━━━ TEXTO PARA LEITURA
A receita do Fiat 500 sempre foi simples: um desenho que atravessa décadas sem perder charme. Agora, esse mesmo visual ganha uma nova leitura na versão 100% elétrica, criada para manter o modelo como um dos queridinhos de sempre - só que com emissões locais zero.
Depois de já termos guiado o carrinho em Turim, voltamos a encontrá-lo desta vez em Lisboa (Portugal), onde o Diogo Teixeira teve a chance de colocá-lo à prova para responder à pergunta que muita gente faz: será que este é o melhor 100% elétrico do segmento?
Com o Honda e como principal rival, o novo Fiat 500 mantém o estilo retrô que tanto sucesso lhe rendeu, mas recebeu um reforço tecnológico relevante. Boa parte disso aparece na cabine, com detalhes como o novo painel de instrumentos digital e o também novo sistema de infoentretenimento UConnect 5 - com uma tela de 10,25” e compatibilidade com Android Auto e Apple CarPlay sem fio - que chamam atenção logo de cara.
━━━━━━
━━━ DADOS FORNECIDOS
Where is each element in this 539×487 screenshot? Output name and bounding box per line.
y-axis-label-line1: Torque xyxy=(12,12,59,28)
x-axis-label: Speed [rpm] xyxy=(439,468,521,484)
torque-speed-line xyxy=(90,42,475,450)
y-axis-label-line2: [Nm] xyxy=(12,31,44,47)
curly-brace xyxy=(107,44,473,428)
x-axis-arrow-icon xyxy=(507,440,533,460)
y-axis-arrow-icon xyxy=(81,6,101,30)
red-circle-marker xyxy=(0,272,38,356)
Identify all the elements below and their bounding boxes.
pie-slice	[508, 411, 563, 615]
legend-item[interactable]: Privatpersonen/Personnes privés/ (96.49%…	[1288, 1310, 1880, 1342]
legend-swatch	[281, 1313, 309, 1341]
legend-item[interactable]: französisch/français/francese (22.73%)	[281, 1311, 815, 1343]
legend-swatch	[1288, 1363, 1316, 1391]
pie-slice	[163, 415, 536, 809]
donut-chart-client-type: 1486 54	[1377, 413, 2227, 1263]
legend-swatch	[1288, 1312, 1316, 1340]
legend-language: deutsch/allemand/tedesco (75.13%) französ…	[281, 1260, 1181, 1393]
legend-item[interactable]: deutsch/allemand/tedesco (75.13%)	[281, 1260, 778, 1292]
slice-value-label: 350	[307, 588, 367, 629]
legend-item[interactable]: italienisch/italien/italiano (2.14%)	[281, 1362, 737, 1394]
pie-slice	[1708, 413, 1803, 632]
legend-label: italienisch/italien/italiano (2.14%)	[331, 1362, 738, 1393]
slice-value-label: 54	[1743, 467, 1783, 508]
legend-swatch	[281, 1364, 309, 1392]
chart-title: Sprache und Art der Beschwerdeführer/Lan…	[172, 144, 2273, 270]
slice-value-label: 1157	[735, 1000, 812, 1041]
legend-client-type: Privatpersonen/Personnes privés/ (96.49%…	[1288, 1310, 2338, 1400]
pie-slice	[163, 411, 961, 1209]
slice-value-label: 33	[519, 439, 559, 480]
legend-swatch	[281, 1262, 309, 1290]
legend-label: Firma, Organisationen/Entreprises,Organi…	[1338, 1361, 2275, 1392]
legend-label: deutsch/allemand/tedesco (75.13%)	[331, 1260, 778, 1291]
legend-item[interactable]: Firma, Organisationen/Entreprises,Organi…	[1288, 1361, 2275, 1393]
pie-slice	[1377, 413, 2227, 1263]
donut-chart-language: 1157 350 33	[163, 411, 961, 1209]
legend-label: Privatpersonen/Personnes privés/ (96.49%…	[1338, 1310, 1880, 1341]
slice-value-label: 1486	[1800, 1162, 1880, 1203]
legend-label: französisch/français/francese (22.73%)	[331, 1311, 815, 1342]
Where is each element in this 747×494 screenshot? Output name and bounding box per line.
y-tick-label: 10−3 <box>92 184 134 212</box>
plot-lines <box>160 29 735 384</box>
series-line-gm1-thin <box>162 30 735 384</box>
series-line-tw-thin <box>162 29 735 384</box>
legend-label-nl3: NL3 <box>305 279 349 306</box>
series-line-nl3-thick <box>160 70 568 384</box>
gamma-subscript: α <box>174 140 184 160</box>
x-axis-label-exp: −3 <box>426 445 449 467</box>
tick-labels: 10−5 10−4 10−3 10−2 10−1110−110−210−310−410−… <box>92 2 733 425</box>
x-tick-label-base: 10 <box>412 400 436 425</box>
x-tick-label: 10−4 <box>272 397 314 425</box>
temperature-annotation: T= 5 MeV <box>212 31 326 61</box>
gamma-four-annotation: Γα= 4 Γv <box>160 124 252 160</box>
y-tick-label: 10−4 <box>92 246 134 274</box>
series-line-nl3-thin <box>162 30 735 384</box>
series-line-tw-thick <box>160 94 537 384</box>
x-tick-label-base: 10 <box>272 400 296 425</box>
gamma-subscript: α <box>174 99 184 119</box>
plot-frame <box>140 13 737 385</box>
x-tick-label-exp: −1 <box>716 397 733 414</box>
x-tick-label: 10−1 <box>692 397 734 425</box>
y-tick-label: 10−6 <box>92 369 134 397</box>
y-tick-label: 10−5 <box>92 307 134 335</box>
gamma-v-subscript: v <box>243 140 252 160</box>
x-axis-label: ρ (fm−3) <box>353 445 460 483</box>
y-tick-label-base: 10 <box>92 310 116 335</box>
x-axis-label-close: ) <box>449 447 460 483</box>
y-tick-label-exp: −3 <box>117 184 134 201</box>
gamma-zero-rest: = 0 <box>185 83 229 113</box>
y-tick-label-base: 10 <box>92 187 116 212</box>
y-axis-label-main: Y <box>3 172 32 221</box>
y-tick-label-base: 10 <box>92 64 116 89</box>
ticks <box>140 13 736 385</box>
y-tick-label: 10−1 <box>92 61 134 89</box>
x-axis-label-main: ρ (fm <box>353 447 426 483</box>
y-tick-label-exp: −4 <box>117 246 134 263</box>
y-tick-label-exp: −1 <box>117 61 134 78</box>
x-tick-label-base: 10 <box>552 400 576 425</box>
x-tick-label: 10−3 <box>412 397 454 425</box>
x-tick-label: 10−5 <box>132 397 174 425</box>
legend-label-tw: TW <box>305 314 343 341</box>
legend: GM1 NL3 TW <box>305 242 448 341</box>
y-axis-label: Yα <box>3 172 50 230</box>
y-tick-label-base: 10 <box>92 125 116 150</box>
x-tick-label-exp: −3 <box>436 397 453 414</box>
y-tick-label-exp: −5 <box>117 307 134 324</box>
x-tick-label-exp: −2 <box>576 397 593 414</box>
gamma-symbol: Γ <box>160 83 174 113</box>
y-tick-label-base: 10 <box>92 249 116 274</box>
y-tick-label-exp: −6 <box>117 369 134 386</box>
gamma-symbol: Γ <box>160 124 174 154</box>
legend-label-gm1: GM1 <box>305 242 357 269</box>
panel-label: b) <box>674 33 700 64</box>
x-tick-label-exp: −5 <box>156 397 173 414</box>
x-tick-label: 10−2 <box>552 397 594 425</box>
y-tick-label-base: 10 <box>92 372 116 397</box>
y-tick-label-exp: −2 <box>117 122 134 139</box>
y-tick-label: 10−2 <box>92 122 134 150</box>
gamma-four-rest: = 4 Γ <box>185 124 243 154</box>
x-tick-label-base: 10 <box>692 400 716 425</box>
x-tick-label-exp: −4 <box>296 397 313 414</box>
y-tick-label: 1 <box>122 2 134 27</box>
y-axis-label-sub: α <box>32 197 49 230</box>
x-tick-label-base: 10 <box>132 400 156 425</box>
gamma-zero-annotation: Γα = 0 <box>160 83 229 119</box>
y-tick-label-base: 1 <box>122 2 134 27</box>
━━━━━━
■ ENUNCIADO DA TAREFA: Segundo o texto sobre o Fiat 500 elétrico, qual é o tamanho da tela do sistema de infoentretenimento UConnect 5?

■ RESPOSTA DO EXERCÍCIO: A tela tem 10,25”.